═══ Material for this exercise
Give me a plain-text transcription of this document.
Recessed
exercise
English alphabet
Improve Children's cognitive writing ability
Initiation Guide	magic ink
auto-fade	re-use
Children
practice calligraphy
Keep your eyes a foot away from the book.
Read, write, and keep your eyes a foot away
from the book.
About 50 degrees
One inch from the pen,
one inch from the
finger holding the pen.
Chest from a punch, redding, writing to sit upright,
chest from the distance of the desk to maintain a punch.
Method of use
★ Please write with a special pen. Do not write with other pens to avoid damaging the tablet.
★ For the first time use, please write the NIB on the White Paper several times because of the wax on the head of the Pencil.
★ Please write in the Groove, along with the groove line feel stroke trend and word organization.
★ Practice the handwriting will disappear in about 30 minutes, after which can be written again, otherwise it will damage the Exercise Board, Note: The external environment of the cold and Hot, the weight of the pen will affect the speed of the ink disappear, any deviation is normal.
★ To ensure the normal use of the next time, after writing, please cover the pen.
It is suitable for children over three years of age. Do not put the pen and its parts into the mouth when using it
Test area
══════
**Written task:** Count the lines in which the string "after" appears, then report only that figure.

**Written reply:** 2